What needs to be done: Format as a numbered list the lines below, from the line containing "For every button, label, input, icon, or" up to and including the line containing "582, 1480, 890]". Leave out any blank lines.

[Collected data entries]
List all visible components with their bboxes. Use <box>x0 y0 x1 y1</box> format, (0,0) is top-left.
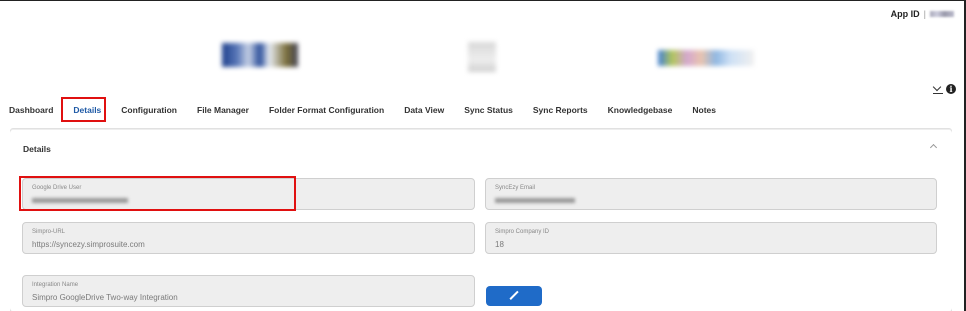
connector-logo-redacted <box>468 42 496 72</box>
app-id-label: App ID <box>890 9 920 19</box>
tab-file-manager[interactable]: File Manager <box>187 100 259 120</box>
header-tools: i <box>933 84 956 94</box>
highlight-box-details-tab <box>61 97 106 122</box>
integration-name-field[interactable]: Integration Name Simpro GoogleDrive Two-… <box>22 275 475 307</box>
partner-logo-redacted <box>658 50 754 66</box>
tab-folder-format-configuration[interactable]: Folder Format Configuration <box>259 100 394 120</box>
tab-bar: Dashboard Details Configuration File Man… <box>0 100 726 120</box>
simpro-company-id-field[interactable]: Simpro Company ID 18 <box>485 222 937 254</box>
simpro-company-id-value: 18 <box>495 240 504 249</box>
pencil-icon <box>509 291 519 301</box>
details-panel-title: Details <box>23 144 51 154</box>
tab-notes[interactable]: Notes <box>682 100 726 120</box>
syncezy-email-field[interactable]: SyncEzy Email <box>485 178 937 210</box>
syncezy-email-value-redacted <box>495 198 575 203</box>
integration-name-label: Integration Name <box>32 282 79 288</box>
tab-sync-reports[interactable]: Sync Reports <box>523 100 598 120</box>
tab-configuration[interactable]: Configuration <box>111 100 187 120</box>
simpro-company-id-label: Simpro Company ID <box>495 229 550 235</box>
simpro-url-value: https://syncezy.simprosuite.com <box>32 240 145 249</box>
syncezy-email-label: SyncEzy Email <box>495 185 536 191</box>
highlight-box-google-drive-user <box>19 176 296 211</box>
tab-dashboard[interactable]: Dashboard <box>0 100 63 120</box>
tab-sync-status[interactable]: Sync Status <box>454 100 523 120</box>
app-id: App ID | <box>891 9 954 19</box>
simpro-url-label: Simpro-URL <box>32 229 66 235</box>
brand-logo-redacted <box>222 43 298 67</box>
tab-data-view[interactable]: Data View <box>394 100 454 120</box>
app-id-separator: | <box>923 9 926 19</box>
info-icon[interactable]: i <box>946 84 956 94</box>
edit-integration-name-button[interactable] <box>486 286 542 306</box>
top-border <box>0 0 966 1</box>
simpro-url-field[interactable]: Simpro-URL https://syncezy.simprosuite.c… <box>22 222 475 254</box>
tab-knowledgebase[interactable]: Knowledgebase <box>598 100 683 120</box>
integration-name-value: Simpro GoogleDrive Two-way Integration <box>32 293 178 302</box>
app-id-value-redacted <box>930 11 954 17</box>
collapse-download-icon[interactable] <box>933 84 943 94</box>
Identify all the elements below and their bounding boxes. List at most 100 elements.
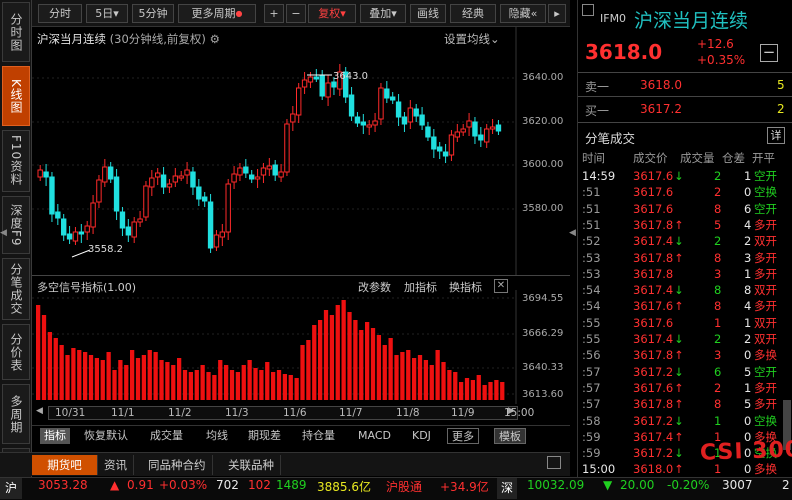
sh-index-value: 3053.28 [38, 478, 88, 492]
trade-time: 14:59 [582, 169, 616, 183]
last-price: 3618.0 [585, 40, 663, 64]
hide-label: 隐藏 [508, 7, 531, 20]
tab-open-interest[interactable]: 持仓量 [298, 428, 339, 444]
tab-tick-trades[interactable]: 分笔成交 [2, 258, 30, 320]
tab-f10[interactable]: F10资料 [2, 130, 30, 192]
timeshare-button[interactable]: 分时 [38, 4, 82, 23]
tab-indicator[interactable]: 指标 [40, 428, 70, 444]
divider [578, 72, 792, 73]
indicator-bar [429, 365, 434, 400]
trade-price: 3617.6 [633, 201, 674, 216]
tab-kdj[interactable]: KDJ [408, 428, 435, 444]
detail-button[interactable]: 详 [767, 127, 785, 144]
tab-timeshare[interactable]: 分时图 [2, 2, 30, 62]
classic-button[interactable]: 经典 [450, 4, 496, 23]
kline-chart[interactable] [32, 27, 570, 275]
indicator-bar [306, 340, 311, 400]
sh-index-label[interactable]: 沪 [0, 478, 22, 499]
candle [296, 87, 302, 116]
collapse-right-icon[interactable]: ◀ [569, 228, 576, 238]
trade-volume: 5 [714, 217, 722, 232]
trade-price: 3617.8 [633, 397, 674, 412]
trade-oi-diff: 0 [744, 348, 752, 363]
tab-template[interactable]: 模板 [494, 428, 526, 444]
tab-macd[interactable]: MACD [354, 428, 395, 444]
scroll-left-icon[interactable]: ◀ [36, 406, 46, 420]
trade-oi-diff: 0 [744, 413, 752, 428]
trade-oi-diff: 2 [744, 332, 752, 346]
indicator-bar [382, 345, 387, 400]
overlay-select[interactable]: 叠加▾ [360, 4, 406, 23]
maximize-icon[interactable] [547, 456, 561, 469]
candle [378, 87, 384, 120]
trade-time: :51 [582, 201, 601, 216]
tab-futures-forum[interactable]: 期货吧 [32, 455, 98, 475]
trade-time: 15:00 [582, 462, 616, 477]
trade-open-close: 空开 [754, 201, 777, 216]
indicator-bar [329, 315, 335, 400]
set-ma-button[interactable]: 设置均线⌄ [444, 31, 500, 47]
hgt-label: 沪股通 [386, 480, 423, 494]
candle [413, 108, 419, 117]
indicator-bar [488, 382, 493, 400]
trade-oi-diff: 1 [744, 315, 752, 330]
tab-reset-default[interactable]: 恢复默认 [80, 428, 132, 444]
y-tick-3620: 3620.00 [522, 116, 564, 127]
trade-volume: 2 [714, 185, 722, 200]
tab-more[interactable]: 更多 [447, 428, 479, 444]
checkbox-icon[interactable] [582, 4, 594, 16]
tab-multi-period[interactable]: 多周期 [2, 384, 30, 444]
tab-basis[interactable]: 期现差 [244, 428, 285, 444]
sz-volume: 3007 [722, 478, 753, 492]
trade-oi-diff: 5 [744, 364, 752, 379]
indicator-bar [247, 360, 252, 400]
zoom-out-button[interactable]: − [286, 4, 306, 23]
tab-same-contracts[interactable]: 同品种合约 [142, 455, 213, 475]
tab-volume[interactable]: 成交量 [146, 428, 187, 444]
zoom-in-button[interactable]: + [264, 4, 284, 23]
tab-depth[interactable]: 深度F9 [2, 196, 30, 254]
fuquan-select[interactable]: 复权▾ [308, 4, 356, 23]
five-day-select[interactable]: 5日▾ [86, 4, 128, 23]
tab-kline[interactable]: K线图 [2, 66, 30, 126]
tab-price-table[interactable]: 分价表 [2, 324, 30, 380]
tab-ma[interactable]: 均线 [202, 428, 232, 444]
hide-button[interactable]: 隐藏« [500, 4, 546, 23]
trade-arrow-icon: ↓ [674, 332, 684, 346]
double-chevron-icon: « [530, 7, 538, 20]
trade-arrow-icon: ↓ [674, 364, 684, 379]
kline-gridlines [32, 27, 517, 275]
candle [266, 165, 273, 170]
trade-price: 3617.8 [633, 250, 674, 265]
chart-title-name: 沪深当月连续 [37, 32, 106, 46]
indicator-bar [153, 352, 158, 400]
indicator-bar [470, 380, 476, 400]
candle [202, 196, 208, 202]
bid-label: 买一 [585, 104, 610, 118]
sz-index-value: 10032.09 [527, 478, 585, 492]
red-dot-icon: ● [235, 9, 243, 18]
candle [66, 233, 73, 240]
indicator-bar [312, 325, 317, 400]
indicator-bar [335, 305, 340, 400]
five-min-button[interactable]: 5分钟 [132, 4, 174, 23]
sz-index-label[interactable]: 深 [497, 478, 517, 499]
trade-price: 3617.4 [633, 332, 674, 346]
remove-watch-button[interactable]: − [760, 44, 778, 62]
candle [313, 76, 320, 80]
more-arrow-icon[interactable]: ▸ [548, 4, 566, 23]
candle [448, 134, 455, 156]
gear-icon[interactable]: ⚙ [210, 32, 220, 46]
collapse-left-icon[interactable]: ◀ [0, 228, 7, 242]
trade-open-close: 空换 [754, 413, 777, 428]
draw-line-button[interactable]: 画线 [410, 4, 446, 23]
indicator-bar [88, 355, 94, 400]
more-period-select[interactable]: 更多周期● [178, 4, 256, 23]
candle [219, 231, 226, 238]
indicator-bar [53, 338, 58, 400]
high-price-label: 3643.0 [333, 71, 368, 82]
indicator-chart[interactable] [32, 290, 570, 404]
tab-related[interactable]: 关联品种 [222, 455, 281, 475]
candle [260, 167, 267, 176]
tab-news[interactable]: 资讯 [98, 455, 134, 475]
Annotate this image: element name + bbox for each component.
==
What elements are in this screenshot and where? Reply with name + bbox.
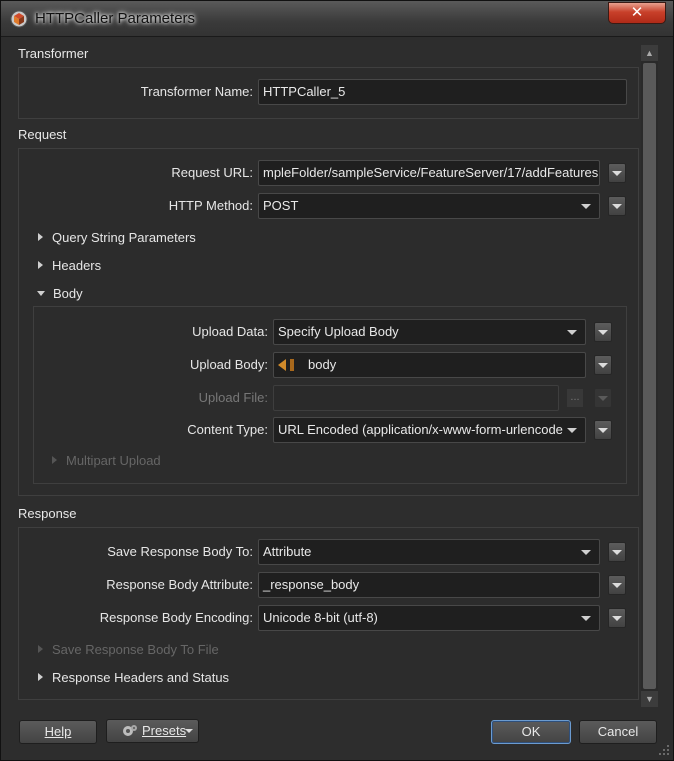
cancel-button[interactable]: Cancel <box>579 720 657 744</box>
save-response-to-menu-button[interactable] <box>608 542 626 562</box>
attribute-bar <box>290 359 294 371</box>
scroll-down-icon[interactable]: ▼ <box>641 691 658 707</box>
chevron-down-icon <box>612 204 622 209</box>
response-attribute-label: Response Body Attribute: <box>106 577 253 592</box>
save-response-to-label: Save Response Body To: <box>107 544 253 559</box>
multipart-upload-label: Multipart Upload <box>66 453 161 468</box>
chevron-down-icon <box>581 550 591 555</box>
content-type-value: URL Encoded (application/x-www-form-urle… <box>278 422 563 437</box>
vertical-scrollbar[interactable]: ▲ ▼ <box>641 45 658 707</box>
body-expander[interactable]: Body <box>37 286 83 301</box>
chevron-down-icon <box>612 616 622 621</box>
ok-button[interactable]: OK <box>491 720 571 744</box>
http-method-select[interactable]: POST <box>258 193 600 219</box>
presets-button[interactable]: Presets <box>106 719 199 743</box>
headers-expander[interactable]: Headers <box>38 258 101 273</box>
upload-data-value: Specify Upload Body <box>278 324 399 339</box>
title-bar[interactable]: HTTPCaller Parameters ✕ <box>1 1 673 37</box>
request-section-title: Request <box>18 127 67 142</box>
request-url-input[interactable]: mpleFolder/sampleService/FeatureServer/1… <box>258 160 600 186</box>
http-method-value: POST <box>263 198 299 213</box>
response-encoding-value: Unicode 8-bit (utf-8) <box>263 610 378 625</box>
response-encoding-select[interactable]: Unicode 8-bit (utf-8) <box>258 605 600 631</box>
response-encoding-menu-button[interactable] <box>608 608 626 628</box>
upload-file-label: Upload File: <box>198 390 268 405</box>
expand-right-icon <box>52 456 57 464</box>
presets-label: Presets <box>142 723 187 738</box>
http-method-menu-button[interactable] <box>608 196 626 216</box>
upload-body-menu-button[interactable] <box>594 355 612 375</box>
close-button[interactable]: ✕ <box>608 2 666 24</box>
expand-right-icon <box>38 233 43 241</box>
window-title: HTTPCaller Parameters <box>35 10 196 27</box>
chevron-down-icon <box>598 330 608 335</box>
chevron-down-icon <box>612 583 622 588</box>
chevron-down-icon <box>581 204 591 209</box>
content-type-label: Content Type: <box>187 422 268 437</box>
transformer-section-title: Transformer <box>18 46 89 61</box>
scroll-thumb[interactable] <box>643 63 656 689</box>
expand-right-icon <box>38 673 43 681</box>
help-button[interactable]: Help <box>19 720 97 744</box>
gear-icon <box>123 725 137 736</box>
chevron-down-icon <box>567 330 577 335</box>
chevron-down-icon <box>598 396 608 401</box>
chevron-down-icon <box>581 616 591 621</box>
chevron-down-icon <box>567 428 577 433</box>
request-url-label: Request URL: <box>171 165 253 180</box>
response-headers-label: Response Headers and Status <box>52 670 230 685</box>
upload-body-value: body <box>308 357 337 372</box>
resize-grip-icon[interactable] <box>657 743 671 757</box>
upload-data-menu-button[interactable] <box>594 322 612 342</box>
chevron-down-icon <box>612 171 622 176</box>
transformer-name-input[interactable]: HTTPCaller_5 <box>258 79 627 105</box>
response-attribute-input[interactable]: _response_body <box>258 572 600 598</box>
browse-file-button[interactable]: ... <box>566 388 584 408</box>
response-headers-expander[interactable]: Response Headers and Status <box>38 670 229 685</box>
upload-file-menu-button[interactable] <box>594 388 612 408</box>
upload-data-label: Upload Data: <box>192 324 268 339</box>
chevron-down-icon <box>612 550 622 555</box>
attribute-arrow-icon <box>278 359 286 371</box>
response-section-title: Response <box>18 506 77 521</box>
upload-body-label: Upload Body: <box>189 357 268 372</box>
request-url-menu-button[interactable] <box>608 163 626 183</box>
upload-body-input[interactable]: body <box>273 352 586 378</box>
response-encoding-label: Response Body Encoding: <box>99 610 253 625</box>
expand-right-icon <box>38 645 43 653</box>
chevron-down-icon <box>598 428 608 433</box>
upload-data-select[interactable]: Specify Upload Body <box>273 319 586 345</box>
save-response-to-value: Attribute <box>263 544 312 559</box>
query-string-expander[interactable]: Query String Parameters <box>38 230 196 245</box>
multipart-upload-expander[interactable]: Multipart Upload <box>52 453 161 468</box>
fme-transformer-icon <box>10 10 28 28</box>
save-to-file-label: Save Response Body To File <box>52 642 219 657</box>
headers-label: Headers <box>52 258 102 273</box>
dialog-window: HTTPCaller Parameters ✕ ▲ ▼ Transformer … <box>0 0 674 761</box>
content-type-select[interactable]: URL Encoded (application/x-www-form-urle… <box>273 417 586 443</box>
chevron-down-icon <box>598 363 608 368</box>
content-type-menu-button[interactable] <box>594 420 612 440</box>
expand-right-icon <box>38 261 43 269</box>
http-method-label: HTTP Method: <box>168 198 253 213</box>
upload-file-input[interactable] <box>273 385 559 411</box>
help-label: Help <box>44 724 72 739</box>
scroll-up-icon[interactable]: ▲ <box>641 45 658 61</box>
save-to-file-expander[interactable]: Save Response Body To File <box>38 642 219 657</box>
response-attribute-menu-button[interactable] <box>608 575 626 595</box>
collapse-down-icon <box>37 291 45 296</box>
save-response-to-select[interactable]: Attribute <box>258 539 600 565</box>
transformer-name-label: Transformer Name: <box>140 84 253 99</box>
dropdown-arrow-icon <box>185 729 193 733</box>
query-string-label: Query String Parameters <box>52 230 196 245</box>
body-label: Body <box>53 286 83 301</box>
...
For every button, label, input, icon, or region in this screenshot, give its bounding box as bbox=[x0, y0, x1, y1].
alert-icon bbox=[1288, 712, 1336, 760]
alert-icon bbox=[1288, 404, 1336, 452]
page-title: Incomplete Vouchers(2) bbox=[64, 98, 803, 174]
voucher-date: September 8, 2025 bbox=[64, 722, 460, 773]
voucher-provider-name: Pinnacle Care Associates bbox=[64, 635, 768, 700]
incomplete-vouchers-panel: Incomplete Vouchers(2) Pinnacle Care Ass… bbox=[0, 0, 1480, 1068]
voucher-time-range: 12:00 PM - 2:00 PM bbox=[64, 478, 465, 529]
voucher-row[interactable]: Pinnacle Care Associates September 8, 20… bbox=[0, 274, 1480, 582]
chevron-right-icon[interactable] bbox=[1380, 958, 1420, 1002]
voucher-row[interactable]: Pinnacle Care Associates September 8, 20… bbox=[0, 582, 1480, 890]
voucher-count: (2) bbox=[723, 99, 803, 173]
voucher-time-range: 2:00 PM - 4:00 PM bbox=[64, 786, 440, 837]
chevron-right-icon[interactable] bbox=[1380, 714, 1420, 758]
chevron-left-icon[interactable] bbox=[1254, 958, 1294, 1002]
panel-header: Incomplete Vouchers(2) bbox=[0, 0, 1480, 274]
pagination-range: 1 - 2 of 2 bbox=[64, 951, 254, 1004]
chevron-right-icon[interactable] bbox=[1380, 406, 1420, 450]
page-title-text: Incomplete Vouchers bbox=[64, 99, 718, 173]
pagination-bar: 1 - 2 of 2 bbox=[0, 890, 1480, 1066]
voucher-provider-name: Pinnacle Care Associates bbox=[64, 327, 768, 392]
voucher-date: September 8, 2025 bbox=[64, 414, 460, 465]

Worked solution:
1. For every button, label, input, icon, or region in this screenshot, give its bounding box as bbox=[x0, y0, x1, y1].
2. alert-icon bbox=[1288, 712, 1336, 760]
3. alert-icon bbox=[1288, 404, 1336, 452]
4. page-title: Incomplete Vouchers(2) bbox=[64, 98, 803, 174]
5. voucher-date: September 8, 2025 bbox=[64, 722, 460, 773]
6. voucher-provider-name: Pinnacle Care Associates bbox=[64, 635, 768, 700]
7. incomplete-vouchers-panel: Incomplete Vouchers(2) Pinnacle Care Ass… bbox=[0, 0, 1480, 1068]
8. voucher-time-range: 12:00 PM - 2:00 PM bbox=[64, 478, 465, 529]
9. voucher-row[interactable]: Pinnacle Care Associates September 8, 20… bbox=[0, 274, 1480, 582]
10. chevron-right-icon[interactable] bbox=[1380, 958, 1420, 1002]
11. voucher-row[interactable]: Pinnacle Care Associates September 8, 20… bbox=[0, 582, 1480, 890]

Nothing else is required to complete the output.